**TEXT:**

▶

The High Court of Chhattisgarh recently decided a criminal revision petition challenging the charges framed against the applicant husband. Based on the allegations of his wife, charges were framed by a trial court under Section 376 (rape), Section 377 (carnal intercourse against the order of nature) and Section 498A (cruelty towards wife by husband or his relatives) of the Indian Penal Code (IPC). The High Court upheld charges under Sections 498A and 377 but discharged the husband under Section 376 on the ground that by virtue of Exception 2 to Section 375 (the definition of rape), sexual intercourse by a man with his own wife (provided she is over the age of 18) would not amount to the offence of rape.
Since the High Court was bound by the law, which exempts husbands from being tried or punished for raping their wives by creating the legal fiction that all sex within marriage is consensual, no other conclusion was open to the Court. Notwithstanding this, the discrepancies and failings of Indian criminal law, highlighted by the judgment, deserve scrutiny.

◀

**ENTRIES PROVIDED:**
▶

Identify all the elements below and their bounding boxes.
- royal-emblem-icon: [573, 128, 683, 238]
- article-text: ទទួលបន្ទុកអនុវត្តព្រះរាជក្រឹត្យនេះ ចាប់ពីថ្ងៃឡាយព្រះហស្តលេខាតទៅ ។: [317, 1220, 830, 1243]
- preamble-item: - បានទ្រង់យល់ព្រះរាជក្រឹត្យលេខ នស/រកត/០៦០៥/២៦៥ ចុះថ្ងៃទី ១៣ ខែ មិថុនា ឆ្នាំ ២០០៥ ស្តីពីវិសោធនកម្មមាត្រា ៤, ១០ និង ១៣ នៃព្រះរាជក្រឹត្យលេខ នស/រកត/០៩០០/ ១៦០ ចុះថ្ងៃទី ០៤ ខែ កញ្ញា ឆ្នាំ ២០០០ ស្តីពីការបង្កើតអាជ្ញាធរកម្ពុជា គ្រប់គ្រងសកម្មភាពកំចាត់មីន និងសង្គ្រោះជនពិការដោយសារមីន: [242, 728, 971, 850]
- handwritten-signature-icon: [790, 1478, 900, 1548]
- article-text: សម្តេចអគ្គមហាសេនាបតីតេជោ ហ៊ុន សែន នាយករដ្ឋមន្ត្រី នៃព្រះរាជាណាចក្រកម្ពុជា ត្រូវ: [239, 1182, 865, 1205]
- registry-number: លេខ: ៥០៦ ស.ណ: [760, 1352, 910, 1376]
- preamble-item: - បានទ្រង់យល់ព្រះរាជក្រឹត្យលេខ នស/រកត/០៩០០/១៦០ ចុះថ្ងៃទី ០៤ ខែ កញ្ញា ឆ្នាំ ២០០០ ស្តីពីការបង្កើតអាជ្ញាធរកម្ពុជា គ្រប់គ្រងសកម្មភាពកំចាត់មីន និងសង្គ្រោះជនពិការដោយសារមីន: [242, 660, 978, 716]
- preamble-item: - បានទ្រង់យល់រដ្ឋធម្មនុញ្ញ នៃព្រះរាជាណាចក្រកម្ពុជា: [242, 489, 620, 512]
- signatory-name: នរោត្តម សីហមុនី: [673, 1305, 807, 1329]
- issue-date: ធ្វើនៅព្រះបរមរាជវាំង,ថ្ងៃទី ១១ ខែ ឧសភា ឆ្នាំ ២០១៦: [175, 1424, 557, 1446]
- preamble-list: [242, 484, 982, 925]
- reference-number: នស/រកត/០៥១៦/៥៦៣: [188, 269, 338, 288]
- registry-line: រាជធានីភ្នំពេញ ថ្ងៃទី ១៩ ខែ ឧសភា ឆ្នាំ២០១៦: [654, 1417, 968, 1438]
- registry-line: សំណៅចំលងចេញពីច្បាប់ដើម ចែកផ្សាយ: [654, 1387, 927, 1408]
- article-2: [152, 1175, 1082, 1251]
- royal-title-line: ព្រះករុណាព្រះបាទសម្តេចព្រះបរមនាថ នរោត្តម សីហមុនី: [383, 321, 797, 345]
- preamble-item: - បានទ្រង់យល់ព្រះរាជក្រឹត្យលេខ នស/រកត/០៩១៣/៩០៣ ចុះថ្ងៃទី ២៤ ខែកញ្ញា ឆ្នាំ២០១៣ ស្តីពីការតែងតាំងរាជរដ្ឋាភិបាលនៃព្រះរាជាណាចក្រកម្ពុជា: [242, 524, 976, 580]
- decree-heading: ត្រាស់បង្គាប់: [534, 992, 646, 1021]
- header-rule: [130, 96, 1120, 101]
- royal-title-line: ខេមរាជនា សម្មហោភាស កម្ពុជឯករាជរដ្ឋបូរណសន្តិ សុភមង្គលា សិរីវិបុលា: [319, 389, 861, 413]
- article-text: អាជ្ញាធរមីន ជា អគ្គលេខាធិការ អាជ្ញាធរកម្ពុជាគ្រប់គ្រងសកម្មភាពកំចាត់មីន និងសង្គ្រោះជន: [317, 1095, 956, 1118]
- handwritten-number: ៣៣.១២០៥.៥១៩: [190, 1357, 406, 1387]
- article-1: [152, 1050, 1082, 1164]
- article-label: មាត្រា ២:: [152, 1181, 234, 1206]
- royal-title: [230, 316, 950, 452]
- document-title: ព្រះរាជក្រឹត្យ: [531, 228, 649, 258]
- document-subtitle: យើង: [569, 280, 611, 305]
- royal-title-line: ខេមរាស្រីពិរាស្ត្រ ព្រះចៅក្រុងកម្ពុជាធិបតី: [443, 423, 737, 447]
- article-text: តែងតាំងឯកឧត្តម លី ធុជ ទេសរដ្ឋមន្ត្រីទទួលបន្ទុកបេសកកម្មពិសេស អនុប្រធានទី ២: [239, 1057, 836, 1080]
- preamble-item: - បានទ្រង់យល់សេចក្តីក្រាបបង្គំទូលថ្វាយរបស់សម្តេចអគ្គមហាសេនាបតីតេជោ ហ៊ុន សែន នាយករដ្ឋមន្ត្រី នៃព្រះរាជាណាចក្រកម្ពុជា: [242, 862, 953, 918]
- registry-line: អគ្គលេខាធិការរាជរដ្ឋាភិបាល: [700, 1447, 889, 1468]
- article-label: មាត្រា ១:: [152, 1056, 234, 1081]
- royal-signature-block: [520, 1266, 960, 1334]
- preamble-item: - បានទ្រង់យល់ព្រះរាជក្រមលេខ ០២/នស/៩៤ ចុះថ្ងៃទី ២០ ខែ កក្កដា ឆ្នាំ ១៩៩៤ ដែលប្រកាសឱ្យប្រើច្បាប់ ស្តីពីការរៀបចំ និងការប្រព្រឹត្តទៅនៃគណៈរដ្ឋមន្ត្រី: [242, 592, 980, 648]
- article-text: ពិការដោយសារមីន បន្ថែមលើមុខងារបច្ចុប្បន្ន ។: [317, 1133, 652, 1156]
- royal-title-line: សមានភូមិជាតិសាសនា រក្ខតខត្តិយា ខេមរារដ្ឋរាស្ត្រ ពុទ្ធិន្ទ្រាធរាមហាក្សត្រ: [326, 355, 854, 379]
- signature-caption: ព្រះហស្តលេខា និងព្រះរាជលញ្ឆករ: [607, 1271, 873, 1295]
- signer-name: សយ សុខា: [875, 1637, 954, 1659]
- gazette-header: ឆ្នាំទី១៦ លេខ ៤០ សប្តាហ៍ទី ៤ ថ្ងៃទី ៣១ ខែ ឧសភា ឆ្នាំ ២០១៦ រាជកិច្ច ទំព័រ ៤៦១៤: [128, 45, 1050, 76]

◀

**GOALS:**
**a)** In the passage on the Chhattisgarh High Court ruling, which charges against the husband did the High Court uphold?
**b)** Using the passage on the Chhattisgarh High Court ruling, explain why the High Court discharged the husband under Section 376.
**c)** Please resume the passage on the Chhattisgarh High Court ruling, picking up after its final sentence.

**RESPONSES IN ORDER:**
**a)** The High Court upheld the charges under Sections 498A and 377 of the Indian Penal Code.

**b)** Exception 2 to Section 375 says that sexual intercourse by a man with his own wife, if she is over 18, is not rape. The High Court was bound by that law, so no other conclusion was open to it.

**c)**
First, the marital rape exception is inconsistent with other sexual offences, which make no such exemption for marriage. Thus, a husband may be tried for offences such as sexual harassment, molestation, voyeurism, and forcible disrobing in the same way as any other man. A husband separated from his wife (though not divorced) may even be tried for rape (Section 376B). A husband may be charged and tried for non-consensual penetrative sexual interactions other than penile-vaginal penetration with his wife under Section 377 (prior to the decision of the Supreme Court in Navtej Singh Johar v. Union of India , 2018, consent or lack thereof was not relevant to Section 377, but it is now). As a result, penetrative intercourse that is penile-vaginal is protected from criminal prosecution when performed by a husband with his wife, even when done forcibly or without consent. If there is an underlying rationale to this extremely limited exemption, it is not immediately clear.
Second, the marital rape exception is an insult to the constitutional goals of individual autonomy, dignity and of gender equality enshrined in fundamental rights such as Article 21 (the right to life) and Article 14 (the right to equality). In Joseph Shine v. Union of India (2018), the Supreme Court held that the offence of adultery was unconstitutional because it was founded on the principle that a woman is her husband’s property after marriage. The marital rape exception betrays a similar patriarchal belief: that upon marriage, a wife’s right to personal and sexual autonomy, bodily integrity and human dignity are surrendered. Her husband is her sexual master and his right to rape her is legally protected.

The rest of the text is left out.